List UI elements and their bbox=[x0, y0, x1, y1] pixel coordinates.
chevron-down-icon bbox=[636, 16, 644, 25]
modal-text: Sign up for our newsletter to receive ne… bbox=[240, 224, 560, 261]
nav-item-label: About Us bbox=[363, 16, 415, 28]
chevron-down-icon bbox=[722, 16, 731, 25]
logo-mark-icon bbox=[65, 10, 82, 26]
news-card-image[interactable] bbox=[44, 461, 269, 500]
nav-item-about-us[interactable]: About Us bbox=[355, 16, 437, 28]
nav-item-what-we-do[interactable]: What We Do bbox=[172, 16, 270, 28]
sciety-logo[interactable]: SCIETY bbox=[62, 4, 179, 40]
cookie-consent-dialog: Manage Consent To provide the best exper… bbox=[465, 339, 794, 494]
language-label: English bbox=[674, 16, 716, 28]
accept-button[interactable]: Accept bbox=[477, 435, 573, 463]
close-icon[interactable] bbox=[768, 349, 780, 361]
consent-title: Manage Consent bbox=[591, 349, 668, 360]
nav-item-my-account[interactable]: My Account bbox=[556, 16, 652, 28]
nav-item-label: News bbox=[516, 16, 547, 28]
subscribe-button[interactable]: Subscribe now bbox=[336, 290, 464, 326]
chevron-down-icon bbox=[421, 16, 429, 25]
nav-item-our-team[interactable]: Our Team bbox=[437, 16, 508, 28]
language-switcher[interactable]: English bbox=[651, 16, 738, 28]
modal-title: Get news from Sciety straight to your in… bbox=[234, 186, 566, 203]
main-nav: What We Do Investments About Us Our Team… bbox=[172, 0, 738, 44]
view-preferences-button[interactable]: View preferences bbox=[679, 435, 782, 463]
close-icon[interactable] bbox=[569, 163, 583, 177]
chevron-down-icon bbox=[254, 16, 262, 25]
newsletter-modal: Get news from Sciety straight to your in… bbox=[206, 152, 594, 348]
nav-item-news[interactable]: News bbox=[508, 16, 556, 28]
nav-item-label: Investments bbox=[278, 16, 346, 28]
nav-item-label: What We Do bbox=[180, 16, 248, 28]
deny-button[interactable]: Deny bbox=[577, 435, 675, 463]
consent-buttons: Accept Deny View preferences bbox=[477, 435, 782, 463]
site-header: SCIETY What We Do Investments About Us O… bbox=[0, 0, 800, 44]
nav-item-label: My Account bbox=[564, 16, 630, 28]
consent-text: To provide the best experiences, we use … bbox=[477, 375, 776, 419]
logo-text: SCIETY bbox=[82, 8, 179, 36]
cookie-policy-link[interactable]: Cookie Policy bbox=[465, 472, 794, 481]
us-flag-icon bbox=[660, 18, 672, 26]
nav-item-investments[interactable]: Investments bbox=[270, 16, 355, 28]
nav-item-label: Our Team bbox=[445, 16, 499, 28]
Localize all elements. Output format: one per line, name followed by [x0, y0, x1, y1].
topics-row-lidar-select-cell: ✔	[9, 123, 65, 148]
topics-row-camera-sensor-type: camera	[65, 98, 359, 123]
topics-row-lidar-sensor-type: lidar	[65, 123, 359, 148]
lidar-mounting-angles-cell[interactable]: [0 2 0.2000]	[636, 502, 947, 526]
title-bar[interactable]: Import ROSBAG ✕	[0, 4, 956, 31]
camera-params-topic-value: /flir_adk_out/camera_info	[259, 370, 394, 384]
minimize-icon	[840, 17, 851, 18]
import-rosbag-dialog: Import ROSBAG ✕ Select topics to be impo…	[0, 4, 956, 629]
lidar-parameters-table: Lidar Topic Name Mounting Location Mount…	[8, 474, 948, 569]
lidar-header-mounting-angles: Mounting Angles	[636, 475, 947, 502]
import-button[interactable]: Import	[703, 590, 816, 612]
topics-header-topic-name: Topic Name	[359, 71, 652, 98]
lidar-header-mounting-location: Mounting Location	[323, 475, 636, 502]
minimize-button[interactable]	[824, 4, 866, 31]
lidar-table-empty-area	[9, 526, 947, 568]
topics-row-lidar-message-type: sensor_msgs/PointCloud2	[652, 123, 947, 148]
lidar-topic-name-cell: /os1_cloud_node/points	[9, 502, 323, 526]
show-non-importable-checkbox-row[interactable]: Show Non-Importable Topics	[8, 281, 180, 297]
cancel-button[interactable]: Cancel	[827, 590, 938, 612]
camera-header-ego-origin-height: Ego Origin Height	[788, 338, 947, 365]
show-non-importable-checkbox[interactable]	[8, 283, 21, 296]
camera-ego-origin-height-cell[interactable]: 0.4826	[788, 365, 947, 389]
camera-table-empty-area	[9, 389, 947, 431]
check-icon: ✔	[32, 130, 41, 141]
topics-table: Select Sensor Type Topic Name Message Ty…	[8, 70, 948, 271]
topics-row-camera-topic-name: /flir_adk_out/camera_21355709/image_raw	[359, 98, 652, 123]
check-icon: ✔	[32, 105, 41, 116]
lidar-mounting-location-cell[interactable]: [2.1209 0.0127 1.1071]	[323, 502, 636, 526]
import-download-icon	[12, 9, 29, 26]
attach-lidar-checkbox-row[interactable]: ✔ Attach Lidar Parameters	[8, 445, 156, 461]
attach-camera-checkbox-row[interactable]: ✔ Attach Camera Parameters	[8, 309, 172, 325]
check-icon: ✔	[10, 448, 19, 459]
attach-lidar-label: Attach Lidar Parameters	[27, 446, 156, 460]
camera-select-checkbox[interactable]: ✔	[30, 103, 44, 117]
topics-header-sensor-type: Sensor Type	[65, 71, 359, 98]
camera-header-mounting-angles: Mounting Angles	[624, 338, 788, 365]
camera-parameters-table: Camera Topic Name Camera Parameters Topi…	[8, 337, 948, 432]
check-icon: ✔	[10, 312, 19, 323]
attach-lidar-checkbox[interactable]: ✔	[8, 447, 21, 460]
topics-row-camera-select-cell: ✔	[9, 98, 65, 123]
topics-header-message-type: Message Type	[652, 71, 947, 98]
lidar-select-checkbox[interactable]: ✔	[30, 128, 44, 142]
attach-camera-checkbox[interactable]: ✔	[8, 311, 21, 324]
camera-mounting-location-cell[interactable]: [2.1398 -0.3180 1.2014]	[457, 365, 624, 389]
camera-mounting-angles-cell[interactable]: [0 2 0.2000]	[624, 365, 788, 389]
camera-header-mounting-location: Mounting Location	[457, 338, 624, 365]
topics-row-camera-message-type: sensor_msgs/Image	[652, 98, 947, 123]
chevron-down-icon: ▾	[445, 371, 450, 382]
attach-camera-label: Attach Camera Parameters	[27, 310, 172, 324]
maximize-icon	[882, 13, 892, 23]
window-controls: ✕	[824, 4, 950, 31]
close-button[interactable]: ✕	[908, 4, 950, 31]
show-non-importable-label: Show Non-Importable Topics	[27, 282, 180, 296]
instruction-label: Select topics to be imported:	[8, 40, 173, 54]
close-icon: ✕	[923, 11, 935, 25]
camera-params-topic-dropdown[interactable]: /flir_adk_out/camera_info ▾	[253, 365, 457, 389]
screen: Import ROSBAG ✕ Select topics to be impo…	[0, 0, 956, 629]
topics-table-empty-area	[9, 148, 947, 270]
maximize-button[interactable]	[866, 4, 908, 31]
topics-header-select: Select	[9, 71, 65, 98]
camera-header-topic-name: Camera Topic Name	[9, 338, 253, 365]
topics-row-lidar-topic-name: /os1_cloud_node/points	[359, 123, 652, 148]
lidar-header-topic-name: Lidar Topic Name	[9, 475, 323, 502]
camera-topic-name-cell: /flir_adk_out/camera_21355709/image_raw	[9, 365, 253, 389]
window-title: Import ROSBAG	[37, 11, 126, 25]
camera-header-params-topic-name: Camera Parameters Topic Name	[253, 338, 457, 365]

### OPDRACHT
Tel in hoeveel regels van de gegevens hierboven het woord "logo" voorkomt. Geef alleen dat aantal.

### ANTWOORD
3